-------- Supplied material

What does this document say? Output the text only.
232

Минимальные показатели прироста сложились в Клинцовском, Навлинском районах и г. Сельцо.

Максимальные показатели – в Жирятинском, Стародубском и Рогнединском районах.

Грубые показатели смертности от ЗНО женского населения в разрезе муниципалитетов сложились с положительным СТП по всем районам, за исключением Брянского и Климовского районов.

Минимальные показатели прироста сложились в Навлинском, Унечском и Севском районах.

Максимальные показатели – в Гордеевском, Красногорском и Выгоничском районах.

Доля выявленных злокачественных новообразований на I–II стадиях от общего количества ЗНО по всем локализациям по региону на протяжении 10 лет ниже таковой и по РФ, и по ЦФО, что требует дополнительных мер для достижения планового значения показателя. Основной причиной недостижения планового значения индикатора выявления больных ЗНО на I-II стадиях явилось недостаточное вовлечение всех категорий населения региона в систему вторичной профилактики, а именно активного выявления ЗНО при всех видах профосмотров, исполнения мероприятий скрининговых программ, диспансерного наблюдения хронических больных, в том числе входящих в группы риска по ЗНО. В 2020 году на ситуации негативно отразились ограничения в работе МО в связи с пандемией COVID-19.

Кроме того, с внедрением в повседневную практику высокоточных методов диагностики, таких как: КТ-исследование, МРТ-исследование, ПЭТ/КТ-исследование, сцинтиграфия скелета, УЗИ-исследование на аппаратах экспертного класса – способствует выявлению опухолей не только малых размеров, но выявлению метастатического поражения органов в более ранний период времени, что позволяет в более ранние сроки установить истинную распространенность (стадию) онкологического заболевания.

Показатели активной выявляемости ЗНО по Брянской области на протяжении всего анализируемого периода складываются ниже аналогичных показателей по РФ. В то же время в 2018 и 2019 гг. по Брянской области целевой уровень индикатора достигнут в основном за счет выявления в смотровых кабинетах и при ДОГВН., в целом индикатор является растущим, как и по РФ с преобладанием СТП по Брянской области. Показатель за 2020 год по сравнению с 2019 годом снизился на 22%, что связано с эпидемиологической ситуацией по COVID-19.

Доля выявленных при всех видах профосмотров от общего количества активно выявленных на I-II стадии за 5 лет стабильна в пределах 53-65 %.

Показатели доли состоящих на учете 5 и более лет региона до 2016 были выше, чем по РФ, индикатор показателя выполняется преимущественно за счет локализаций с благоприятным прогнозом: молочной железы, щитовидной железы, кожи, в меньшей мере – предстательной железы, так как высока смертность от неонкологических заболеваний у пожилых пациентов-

----------------

What you need to do -
Please restate the records in full, word for word.

Task result -
What does this document say? Output the text only.
232

Минимальные показатели прироста сложились в Клинцовском, Навлинском районах и г. Сельцо.

Максимальные показатели – в Жирятинском, Стародубском и Рогнединском районах.

Грубые показатели смертности от ЗНО женского населения в разрезе муниципалитетов сложились с положительным СТП по всем районам, за исключением Брянского и Климовского районов.

Минимальные показатели прироста сложились в Навлинском, Унечском и Севском районах.

Максимальные показатели – в Гордеевском, Красногорском и Выгоничском районах.

Доля выявленных злокачественных новообразований на I–II стадиях от общего количества ЗНО по всем локализациям по региону на протяжении 10 лет ниже таковой и по РФ, и по ЦФО, что требует дополнительных мер для достижения планового значения показателя. Основной причиной недостижения планового значения индикатора выявления больных ЗНО на I-II стадиях явилось недостаточное вовлечение всех категорий населения региона в систему вторичной профилактики, а именно активного выявления ЗНО при всех видах профосмотров, исполнения мероприятий скрининговых программ, диспансерного наблюдения хронических больных, в том числе входящих в группы риска по ЗНО. В 2020 году на ситуации негативно отразились ограничения в работе МО в связи с пандемией COVID-19.

Кроме того, с внедрением в повседневную практику высокоточных методов диагностики, таких как: КТ-исследование, МРТ-исследование, ПЭТ/КТ-исследование, сцинтиграфия скелета, УЗИ-исследование на аппаратах экспертного класса – способствует выявлению опухолей не только малых размеров, но выявлению метастатического поражения органов в более ранний период времени, что позволяет в более ранние сроки установить истинную распространенность (стадию) онкологического заболевания.

Показатели активной выявляемости ЗНО по Брянской области на протяжении всего анализируемого периода складываются ниже аналогичных показателей по РФ. В то же время в 2018 и 2019 гг. по Брянской области целевой уровень индикатора достигнут в основном за счет выявления в смотровых кабинетах и при ДОГВН., в целом индикатор является растущим, как и по РФ с преобладанием СТП по Брянской области. Показатель за 2020 год по сравнению с 2019 годом снизился на 22%, что связано с эпидемиологической ситуацией по COVID-19.

Доля выявленных при всех видах профосмотров от общего количества активно выявленных на I-II стадии за 5 лет стабильна в пределах 53-65 %.

Показатели доли состоящих на учете 5 и более лет региона до 2016 были выше, чем по РФ, индикатор показателя выполняется преимущественно за счет локализаций с благоприятным прогнозом: молочной железы, щитовидной железы, кожи, в меньшей мере – предстательной железы, так как высока смертность от неонкологических заболеваний у пожилых пациентов-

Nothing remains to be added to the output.